- Written problem
Images excluded, repeat each entry below exactly.

>> Begin

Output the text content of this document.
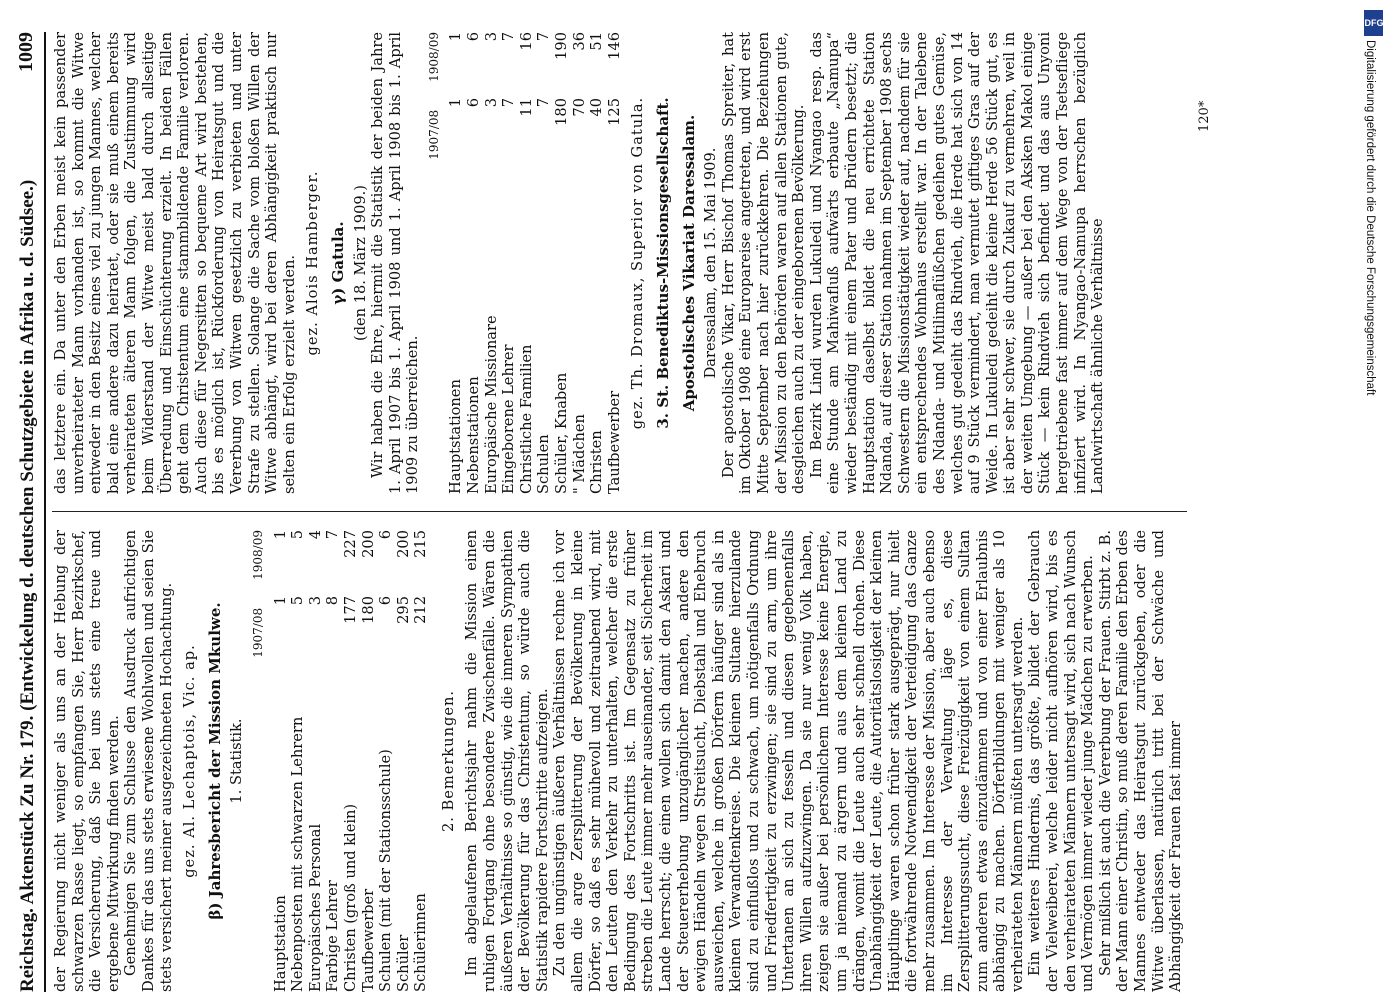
Reichstag. Aktenstück Zu Nr. 179. (Entwickelung d. deutschen Schutzgebiete in Afrika u. d. Südsee.)
1009

der Regierung nicht weniger als uns an der Hebung der schwarzen Rasse liegt, so empfangen Sie, Herr Bezirkschef, die Versicherung, daß Sie bei uns stets eine treue und ergebene Mitwirkung finden werden. Genehmigen Sie zum Schlusse den Ausdruck aufrichtigen Dankes für das uns stets erwiesene Wohlwollen und seien Sie stets versichert meiner ausgezeichneten Hochachtung. gez. Al. Lechaptois, Vic. ap. β) Jahresbericht der Mission Mkulwe. 1. Statistik.
1907/08
1908/09
Hauptstation	1	1
Nebenposten mit schwarzen Lehrern	5	5
Europäisches Personal	3	4
Farbige Lehrer	8	7
Christen (groß und klein)	177	227
Taufbewerber	180	200
Schulen (mit der Stationsschule)	6	6
Schüler	295	200
Schülerinnen	212	215
2. Bemerkungen. Im abgelaufenen Berichtsjahr nahm die Mission einen ruhigen Fortgang ohne besondere Zwischenfälle. Wären die äußeren Verhältnisse so günstig, wie die inneren Sympathien der Bevölkerung für das Christentum, so würde auch die Statistik rapidere Fortschritte aufzeigen. Zu den ungünstigen äußeren Verhältnissen rechne ich vor allem die arge Zersplitterung der Bevölkerung in kleine Dörfer, so daß es sehr mühevoll und zeitraubend wird, mit den Leuten den Verkehr zu unterhalten, welcher die erste Bedingung des Fortschritts ist. Im Gegensatz zu früher streben die Leute immer mehr auseinander, seit Sicherheit im Lande herrscht; die einen wollen sich damit den Askari und der Steuererhebung unzugänglicher machen, andere den ewigen Händeln wegen Streitsucht, Diebstahl und Ehebruch ausweichen, welche in großen Dörfern häufiger sind als in kleinen Verwandtenkreise. Die kleinen Sultane hierzulande sind zu einflußlos und zu schwach, um nötigenfalls Ordnung und Friedfertigkeit zu erzwingen; sie sind zu arm, um ihre Untertanen an sich zu fesseln und diesen gegebenenfalls ihren Willen aufzuzwingen. Da sie nur wenig Volk haben, zeigen sie außer bei persönlichem Interesse keine Energie, um ja niemand zu ärgern und aus dem kleinen Land zu drängen, womit die Leute auch sehr schnell drohen. Diese Unabhängigkeit der Leute, die Autoritätslosigkeit der kleinen Häuptlinge waren schon früher stark ausgeprägt, nur hielt die fortwährende Notwendigkeit der Verteidigung das Ganze mehr zusammen. Im Interesse der Mission, aber auch ebenso im Interesse der Verwaltung läge es, diese Zersplitterungssucht, diese Freizügigkeit von einem Sultan zum anderen etwas einzudämmen und von einer Erlaubnis abhängig zu machen. Dörferbildungen mit weniger als 10 verheirateten Männern müßten untersagt werden. Ein weiteres Hindernis, das größte, bildet der Gebrauch der Vielweiberei, welche leider nicht aufhören wird, bis es den verheirateten Männern untersagt wird, sich nach Wunsch und Vermögen immer wieder junge Mädchen zu erwerben. Sehr mißlich ist auch die Vererbung der Frauen. Stirbt z. B. der Mann einer Christin, so muß deren Familie den Erben des Mannes entweder das Heiratsgut zurückgeben, oder die Witwe überlassen, natürlich tritt bei der Schwäche und Abhängigkeit der Frauen fast immer

das letztere ein. Da unter den Erben meist kein passender unverheirateter Mann vorhanden ist, so kommt die Witwe entweder in den Besitz eines viel zu jungen Mannes, welcher bald eine andere dazu heiratet, oder sie muß einem bereits verheirateten älteren Mann folgen, die Zustimmung wird beim Widerstand der Witwe meist bald durch allseitige Überredung und Einschüchterung erzielt. In beiden Fällen geht dem Christentum eine stammbildende Familie verloren. Auch diese für Negersitten so bequeme Art wird bestehen, bis es möglich ist, Rückforderung von Heiratsgut und die Vererbung von Witwen gesetzlich zu verbieten und unter Strafe zu stellen. Solange die Sache vom bloßen Willen der Witwe abhängt, wird bei deren Abhängigkeit praktisch nur selten ein Erfolg erzielt werden. gez. Alois Hamberger. γ) Gatula. (den 18. März 1909.) Wir haben die Ehre, hiermit die Statistik der beiden Jahre 1. April 1907 bis 1. April 1908 und 1. April 1908 bis 1. April 1909 zu überreichen.

1907/08
1908/09
Hauptstationen	1	1
Nebenstationen	6	6
Europäische Missionare	3	3
Eingeborene Lehrer	7	7
Christliche Familien	11	16
Schulen	7	7
Schüler, Knaben	180	190
" Mädchen	70	36
Christen	40	51
Taufbewerber	125	146
gez. Th. Dromaux, Superior von Gatula. 3. St. Benediktus-Missionsgesellschaft. Apostolisches Vikariat Daressalam. Daressalam, den 15. Mai 1909. Der apostolische Vikar, Herr Bischof Thomas Spreiter, hat im Oktober 1908 eine Europareise angetreten, und wird erst Mitte September nach hier zurückkehren. Die Beziehungen der Mission zu den Behörden waren auf allen Stationen gute, desgleichen auch zu der eingeborenen Bevölkerung. Im Bezirk Lindi wurden Lukuledi und Nyangao resp. das eine Stunde am Mahiwafluß aufwärts erbaute „Namupa“ wieder beständig mit einem Pater und Brüdern besetzt; die Hauptstation daselbst bildet die neu errichtete Station Ndanda, auf dieser Station nahmen im September 1908 sechs Schwestern die Missionstätigkeit wieder auf, nachdem für sie ein entsprechendes Wohnhaus erstellt war. In der Talebene des Ndanda- und Mitilimaflüßchen gedeihen gutes Gemüse, welches gut gedeiht das Rindvieh, die Herde hat sich von 14 auf 9 Stück vermindert, man vermutet giftiges Gras auf der Weide. In Lukuledi gedeiht die kleine Herde 56 Stück gut, es ist aber sehr schwer, sie durch Zukauf zu vermehren, weil in der weiten Umgebung — außer bei den Aksken Makol einige Stück — kein Rindvieh sich befindet und das aus Unyoni hergetriebene fast immer auf dem Wege von der Tsetsefliege infiziert wird. In Nyangao-Namupa herrschen bezüglich Landwirtschaft ähnliche Verhältnisse

120*
DFG
Digitalisierung gefördert durch die Deutsche Forschungsgemeinschaft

>> End

- Written reply
Output the text content of this document.
Reichstag. Aktenstück Zu Nr. 179. (Entwickelung d. deutschen Schutzgebiete in Afrika u. d. Südsee.)
1009

der Regierung nicht weniger als uns an der Hebung der schwarzen Rasse liegt, so empfangen Sie, Herr Bezirkschef, die Versicherung, daß Sie bei uns stets eine treue und ergebene Mitwirkung finden werden. Genehmigen Sie zum Schlusse den Ausdruck aufrichtigen Dankes für das uns stets erwiesene Wohlwollen und seien Sie stets versichert meiner ausgezeichneten Hochachtung. gez. Al. Lechaptois, Vic. ap. β) Jahresbericht der Mission Mkulwe. 1. Statistik.
1907/08
1908/09
Hauptstation	1	1
Nebenposten mit schwarzen Lehrern	5	5
Europäisches Personal	3	4
Farbige Lehrer	8	7
Christen (groß und klein)	177	227
Taufbewerber	180	200
Schulen (mit der Stationsschule)	6	6
Schüler	295	200
Schülerinnen	212	215
2. Bemerkungen. Im abgelaufenen Berichtsjahr nahm die Mission einen ruhigen Fortgang ohne besondere Zwischenfälle. Wären die äußeren Verhältnisse so günstig, wie die inneren Sympathien der Bevölkerung für das Christentum, so würde auch die Statistik rapidere Fortschritte aufzeigen. Zu den ungünstigen äußeren Verhältnissen rechne ich vor allem die arge Zersplitterung der Bevölkerung in kleine Dörfer, so daß es sehr mühevoll und zeitraubend wird, mit den Leuten den Verkehr zu unterhalten, welcher die erste Bedingung des Fortschritts ist. Im Gegensatz zu früher streben die Leute immer mehr auseinander, seit Sicherheit im Lande herrscht; die einen wollen sich damit den Askari und der Steuererhebung unzugänglicher machen, andere den ewigen Händeln wegen Streitsucht, Diebstahl und Ehebruch ausweichen, welche in großen Dörfern häufiger sind als in kleinen Verwandtenkreise. Die kleinen Sultane hierzulande sind zu einflußlos und zu schwach, um nötigenfalls Ordnung und Friedfertigkeit zu erzwingen; sie sind zu arm, um ihre Untertanen an sich zu fesseln und diesen gegebenenfalls ihren Willen aufzuzwingen. Da sie nur wenig Volk haben, zeigen sie außer bei persönlichem Interesse keine Energie, um ja niemand zu ärgern und aus dem kleinen Land zu drängen, womit die Leute auch sehr schnell drohen. Diese Unabhängigkeit der Leute, die Autoritätslosigkeit der kleinen Häuptlinge waren schon früher stark ausgeprägt, nur hielt die fortwährende Notwendigkeit der Verteidigung das Ganze mehr zusammen. Im Interesse der Mission, aber auch ebenso im Interesse der Verwaltung läge es, diese Zersplitterungssucht, diese Freizügigkeit von einem Sultan zum anderen etwas einzudämmen und von einer Erlaubnis abhängig zu machen. Dörferbildungen mit weniger als 10 verheirateten Männern müßten untersagt werden. Ein weiteres Hindernis, das größte, bildet der Gebrauch der Vielweiberei, welche leider nicht aufhören wird, bis es den verheirateten Männern untersagt wird, sich nach Wunsch und Vermögen immer wieder junge Mädchen zu erwerben. Sehr mißlich ist auch die Vererbung der Frauen. Stirbt z. B. der Mann einer Christin, so muß deren Familie den Erben des Mannes entweder das Heiratsgut zurückgeben, oder die Witwe überlassen, natürlich tritt bei der Schwäche und Abhängigkeit der Frauen fast immer

das letztere ein. Da unter den Erben meist kein passender unverheirateter Mann vorhanden ist, so kommt die Witwe entweder in den Besitz eines viel zu jungen Mannes, welcher bald eine andere dazu heiratet, oder sie muß einem bereits verheirateten älteren Mann folgen, die Zustimmung wird beim Widerstand der Witwe meist bald durch allseitige Überredung und Einschüchterung erzielt. In beiden Fällen geht dem Christentum eine stammbildende Familie verloren. Auch diese für Negersitten so bequeme Art wird bestehen, bis es möglich ist, Rückforderung von Heiratsgut und die Vererbung von Witwen gesetzlich zu verbieten und unter Strafe zu stellen. Solange die Sache vom bloßen Willen der Witwe abhängt, wird bei deren Abhängigkeit praktisch nur selten ein Erfolg erzielt werden. gez. Alois Hamberger. γ) Gatula. (den 18. März 1909.) Wir haben die Ehre, hiermit die Statistik der beiden Jahre 1. April 1907 bis 1. April 1908 und 1. April 1908 bis 1. April 1909 zu überreichen.

1907/08
1908/09
Hauptstationen	1	1
Nebenstationen	6	6
Europäische Missionare	3	3
Eingeborene Lehrer	7	7
Christliche Familien	11	16
Schulen	7	7
Schüler, Knaben	180	190
" Mädchen	70	36
Christen	40	51
Taufbewerber	125	146
gez. Th. Dromaux, Superior von Gatula. 3. St. Benediktus-Missionsgesellschaft. Apostolisches Vikariat Daressalam. Daressalam, den 15. Mai 1909. Der apostolische Vikar, Herr Bischof Thomas Spreiter, hat im Oktober 1908 eine Europareise angetreten, und wird erst Mitte September nach hier zurückkehren. Die Beziehungen der Mission zu den Behörden waren auf allen Stationen gute, desgleichen auch zu der eingeborenen Bevölkerung. Im Bezirk Lindi wurden Lukuledi und Nyangao resp. das eine Stunde am Mahiwafluß aufwärts erbaute „Namupa“ wieder beständig mit einem Pater und Brüdern besetzt; die Hauptstation daselbst bildet die neu errichtete Station Ndanda, auf dieser Station nahmen im September 1908 sechs Schwestern die Missionstätigkeit wieder auf, nachdem für sie ein entsprechendes Wohnhaus erstellt war. In der Talebene des Ndanda- und Mitilimaflüßchen gedeihen gutes Gemüse, welches gut gedeiht das Rindvieh, die Herde hat sich von 14 auf 9 Stück vermindert, man vermutet giftiges Gras auf der Weide. In Lukuledi gedeiht die kleine Herde 56 Stück gut, es ist aber sehr schwer, sie durch Zukauf zu vermehren, weil in der weiten Umgebung — außer bei den Aksken Makol einige Stück — kein Rindvieh sich befindet und das aus Unyoni hergetriebene fast immer auf dem Wege von der Tsetsefliege infiziert wird. In Nyangao-Namupa herrschen bezüglich Landwirtschaft ähnliche Verhältnisse

120*
DFG
Digitalisierung gefördert durch die Deutsche Forschungsgemeinschaft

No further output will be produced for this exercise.